• **What you are asked to do**:
Copy out all lines in the data below containing the string "中继媒体网关".

• **Information given**:

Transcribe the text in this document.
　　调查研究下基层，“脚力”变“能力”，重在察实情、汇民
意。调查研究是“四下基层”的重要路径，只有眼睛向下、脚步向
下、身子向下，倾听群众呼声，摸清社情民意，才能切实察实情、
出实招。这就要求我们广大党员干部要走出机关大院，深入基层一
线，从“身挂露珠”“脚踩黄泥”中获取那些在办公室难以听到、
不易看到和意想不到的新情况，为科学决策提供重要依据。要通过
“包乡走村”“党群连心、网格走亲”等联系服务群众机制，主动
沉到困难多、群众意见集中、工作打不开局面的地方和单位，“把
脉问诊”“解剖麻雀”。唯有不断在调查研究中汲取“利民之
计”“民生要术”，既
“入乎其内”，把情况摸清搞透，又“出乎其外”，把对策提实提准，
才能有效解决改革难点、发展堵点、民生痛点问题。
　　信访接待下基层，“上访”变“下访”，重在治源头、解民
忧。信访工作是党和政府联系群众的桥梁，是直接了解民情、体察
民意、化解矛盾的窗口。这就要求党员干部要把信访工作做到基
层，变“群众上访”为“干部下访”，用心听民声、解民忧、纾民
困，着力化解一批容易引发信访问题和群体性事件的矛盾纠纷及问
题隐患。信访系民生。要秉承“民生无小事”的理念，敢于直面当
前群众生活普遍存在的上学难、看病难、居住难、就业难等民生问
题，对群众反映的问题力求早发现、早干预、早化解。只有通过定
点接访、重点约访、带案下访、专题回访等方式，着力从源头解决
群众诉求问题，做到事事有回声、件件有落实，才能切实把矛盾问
--
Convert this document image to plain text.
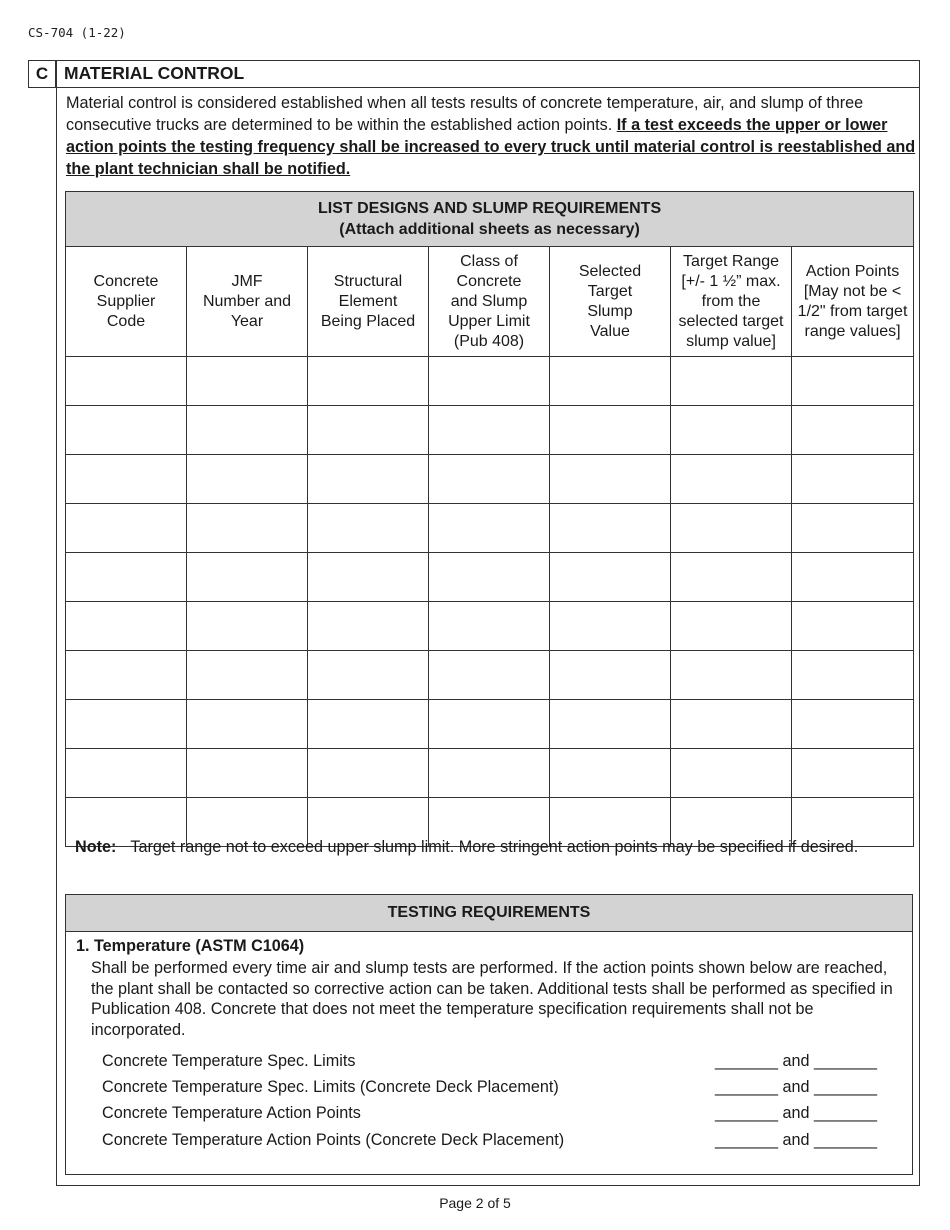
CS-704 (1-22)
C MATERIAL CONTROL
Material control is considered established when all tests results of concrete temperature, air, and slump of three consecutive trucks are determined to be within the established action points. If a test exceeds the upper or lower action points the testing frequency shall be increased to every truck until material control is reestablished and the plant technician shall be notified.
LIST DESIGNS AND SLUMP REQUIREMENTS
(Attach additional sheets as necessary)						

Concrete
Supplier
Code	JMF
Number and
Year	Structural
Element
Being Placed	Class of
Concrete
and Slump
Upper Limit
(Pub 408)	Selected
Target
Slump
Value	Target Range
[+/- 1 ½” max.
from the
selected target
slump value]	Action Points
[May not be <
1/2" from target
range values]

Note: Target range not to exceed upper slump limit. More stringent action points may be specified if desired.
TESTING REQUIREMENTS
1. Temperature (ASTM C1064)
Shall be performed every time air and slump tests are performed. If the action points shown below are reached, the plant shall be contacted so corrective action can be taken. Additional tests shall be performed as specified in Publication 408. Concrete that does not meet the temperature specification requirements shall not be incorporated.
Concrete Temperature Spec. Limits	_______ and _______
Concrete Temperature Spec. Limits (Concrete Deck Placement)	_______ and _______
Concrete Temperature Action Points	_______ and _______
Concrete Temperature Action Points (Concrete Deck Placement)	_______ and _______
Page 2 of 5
* * *
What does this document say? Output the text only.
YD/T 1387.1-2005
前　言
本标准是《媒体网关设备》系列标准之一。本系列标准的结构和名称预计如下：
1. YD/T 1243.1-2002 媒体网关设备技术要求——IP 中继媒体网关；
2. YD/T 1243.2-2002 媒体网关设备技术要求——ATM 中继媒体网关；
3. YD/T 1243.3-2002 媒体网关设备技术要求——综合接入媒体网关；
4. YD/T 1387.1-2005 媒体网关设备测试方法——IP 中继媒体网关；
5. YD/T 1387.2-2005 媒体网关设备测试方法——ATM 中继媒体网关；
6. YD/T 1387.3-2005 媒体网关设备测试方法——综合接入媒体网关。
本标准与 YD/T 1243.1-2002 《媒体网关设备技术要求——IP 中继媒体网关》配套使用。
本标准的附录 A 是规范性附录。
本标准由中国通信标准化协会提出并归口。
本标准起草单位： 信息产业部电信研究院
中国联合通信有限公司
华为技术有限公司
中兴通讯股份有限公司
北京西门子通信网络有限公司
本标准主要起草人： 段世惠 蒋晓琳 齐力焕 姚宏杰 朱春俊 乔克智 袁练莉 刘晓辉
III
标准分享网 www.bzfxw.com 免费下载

• **Exercise answer**:
1. YD/T 1243.1-2002 媒体网关设备技术要求——IP 中继媒体网关；
2. YD/T 1243.2-2002 媒体网关设备技术要求——ATM 中继媒体网关；
4. YD/T 1387.1-2005 媒体网关设备测试方法——IP 中继媒体网关；
5. YD/T 1387.2-2005 媒体网关设备测试方法——ATM 中继媒体网关；
本标准与 YD/T 1243.1-2002 《媒体网关设备技术要求——IP 中继媒体网关》配套使用。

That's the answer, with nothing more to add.